AIM:
What number of lines hold the word "Johannisstr"? State that number and nothing besides.

******

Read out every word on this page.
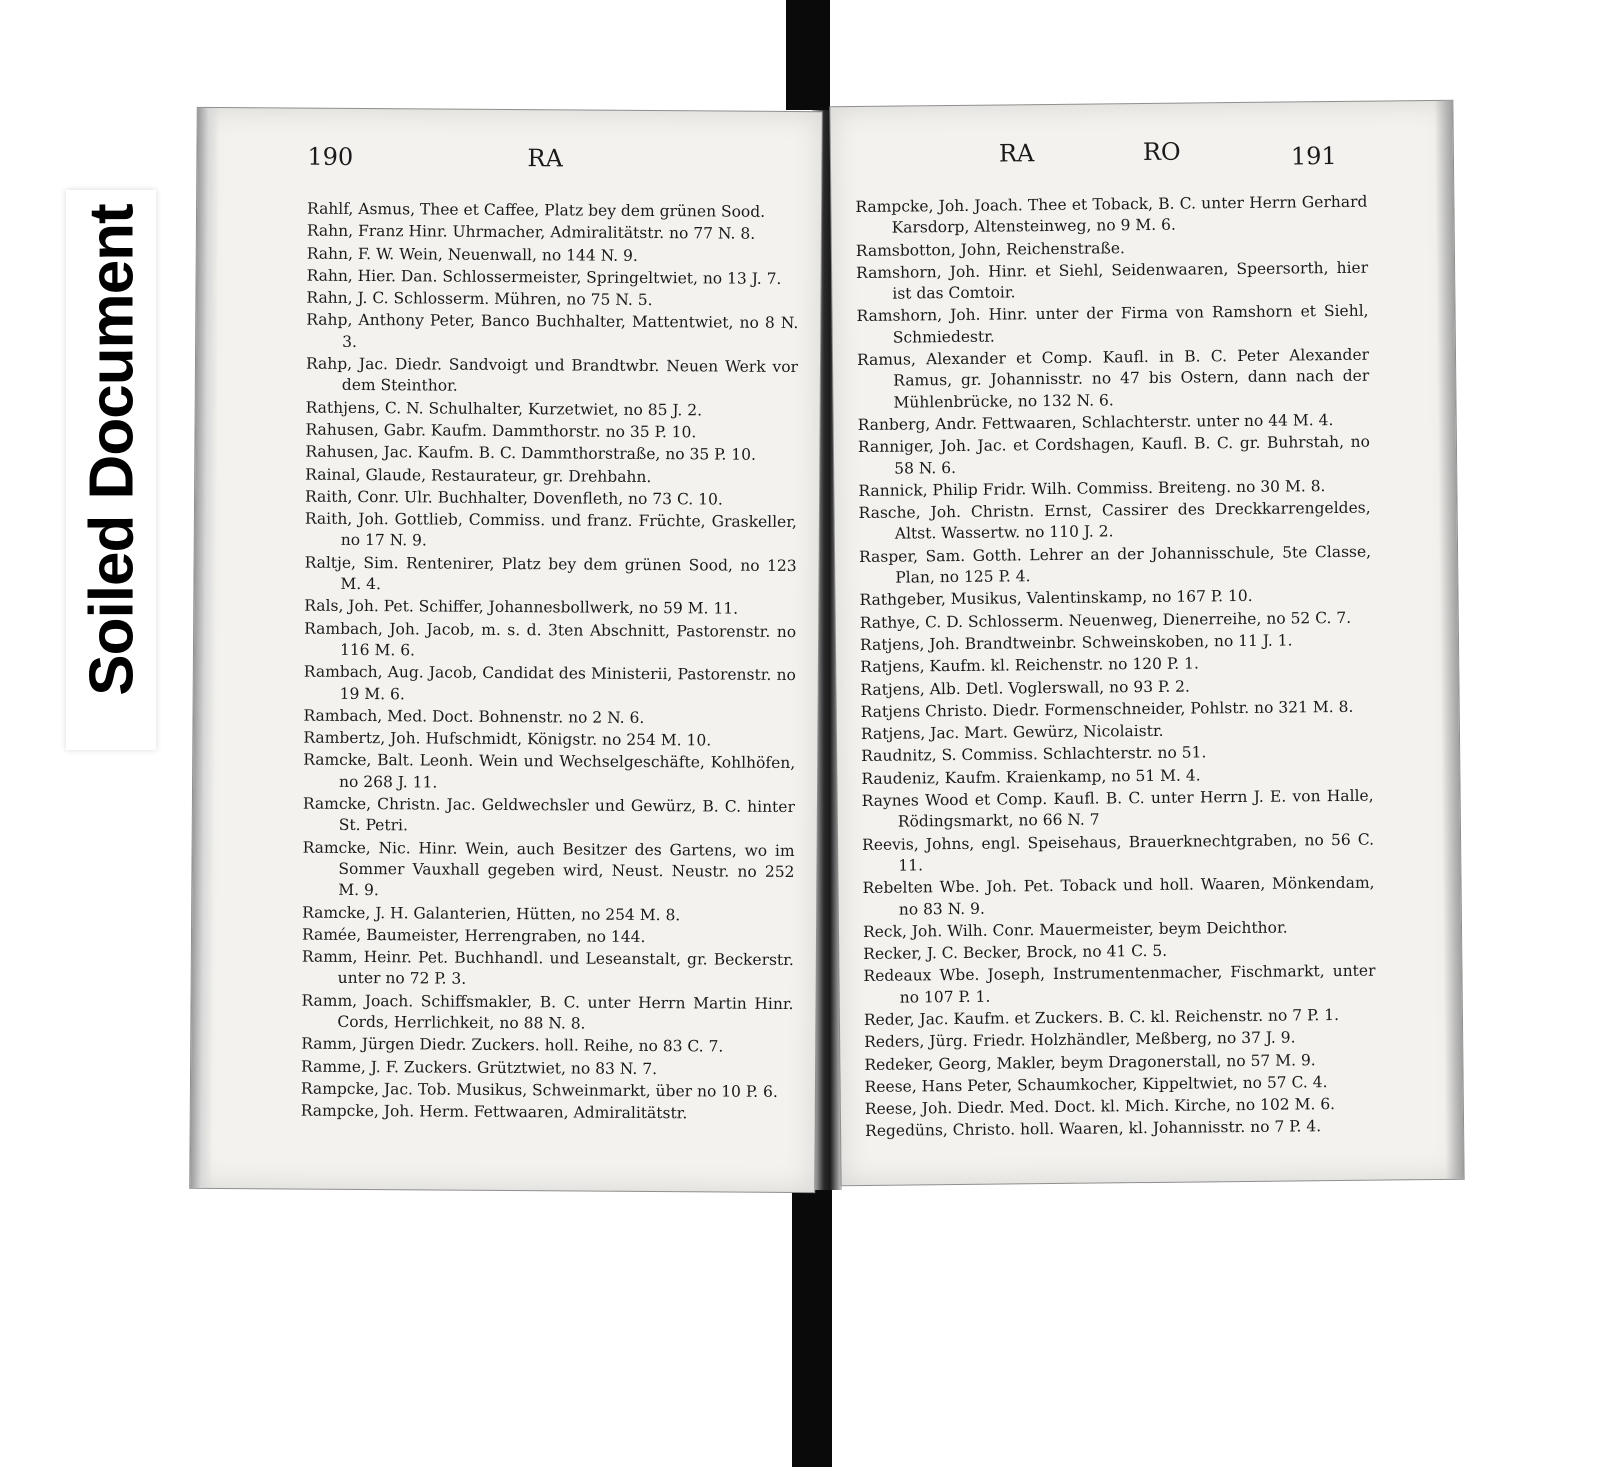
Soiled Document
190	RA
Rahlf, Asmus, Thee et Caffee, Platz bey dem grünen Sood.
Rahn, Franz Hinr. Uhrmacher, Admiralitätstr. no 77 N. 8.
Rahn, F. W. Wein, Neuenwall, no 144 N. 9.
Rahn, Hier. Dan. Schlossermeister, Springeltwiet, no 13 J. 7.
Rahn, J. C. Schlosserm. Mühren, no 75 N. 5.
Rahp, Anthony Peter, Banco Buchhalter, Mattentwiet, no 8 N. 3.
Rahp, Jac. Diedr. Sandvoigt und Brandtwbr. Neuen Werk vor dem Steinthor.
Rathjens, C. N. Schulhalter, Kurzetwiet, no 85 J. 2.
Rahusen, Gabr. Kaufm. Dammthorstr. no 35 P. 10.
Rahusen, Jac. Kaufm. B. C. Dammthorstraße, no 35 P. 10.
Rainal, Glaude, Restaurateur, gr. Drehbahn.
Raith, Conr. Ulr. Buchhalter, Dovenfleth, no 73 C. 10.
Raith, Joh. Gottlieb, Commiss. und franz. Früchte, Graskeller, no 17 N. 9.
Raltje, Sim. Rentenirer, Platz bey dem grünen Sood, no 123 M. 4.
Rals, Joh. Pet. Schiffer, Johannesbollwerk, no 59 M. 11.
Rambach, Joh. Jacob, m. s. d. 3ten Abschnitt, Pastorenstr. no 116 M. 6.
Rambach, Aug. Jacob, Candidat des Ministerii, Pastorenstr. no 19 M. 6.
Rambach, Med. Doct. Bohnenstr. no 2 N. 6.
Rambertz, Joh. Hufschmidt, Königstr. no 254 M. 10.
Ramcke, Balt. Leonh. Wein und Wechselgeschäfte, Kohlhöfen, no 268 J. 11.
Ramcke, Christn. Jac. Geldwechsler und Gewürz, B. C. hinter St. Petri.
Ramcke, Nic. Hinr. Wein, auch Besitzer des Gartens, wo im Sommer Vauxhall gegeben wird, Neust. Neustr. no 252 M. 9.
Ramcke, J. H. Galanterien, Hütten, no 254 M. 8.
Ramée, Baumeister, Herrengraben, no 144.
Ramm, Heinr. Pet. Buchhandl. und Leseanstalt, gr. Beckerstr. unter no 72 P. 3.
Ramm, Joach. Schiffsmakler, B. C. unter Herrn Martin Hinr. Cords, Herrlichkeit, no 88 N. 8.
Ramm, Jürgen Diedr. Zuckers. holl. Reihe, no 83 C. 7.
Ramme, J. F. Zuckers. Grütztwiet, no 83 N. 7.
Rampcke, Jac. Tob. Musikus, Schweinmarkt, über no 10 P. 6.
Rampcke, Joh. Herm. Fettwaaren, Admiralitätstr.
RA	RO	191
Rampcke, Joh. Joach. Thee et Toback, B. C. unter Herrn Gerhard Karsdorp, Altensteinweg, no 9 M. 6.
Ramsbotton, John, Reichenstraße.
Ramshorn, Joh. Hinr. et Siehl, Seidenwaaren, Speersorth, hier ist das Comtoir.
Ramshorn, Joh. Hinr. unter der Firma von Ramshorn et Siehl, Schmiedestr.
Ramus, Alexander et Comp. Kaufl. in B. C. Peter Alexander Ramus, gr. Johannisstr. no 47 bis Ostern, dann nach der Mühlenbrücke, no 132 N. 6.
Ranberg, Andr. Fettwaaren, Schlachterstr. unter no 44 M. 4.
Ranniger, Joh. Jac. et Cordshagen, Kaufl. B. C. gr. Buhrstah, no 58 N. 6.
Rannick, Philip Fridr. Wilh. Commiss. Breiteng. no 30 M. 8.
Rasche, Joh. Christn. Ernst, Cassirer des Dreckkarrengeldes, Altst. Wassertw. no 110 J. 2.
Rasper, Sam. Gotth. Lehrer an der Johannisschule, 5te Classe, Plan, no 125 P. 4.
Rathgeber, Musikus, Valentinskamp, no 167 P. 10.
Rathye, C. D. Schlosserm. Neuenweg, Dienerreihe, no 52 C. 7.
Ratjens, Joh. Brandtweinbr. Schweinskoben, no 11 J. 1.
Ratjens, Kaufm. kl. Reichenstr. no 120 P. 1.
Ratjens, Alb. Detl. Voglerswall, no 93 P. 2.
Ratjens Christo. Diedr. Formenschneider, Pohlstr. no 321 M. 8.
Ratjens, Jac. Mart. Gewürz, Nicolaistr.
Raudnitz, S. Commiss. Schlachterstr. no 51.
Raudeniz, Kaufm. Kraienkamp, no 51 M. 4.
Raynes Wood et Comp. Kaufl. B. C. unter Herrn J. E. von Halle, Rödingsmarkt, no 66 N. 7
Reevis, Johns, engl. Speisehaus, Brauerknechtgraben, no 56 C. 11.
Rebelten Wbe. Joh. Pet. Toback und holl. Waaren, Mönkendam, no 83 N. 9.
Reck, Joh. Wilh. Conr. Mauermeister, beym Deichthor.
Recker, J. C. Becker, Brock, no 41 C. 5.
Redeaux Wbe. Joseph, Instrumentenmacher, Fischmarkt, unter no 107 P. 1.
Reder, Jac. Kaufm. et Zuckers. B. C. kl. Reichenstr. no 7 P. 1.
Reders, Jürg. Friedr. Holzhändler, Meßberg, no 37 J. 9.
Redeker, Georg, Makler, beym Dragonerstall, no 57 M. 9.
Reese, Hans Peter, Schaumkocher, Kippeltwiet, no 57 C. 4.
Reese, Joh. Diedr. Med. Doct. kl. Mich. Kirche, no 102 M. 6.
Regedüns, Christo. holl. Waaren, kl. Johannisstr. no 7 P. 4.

******

RESPONSE:
2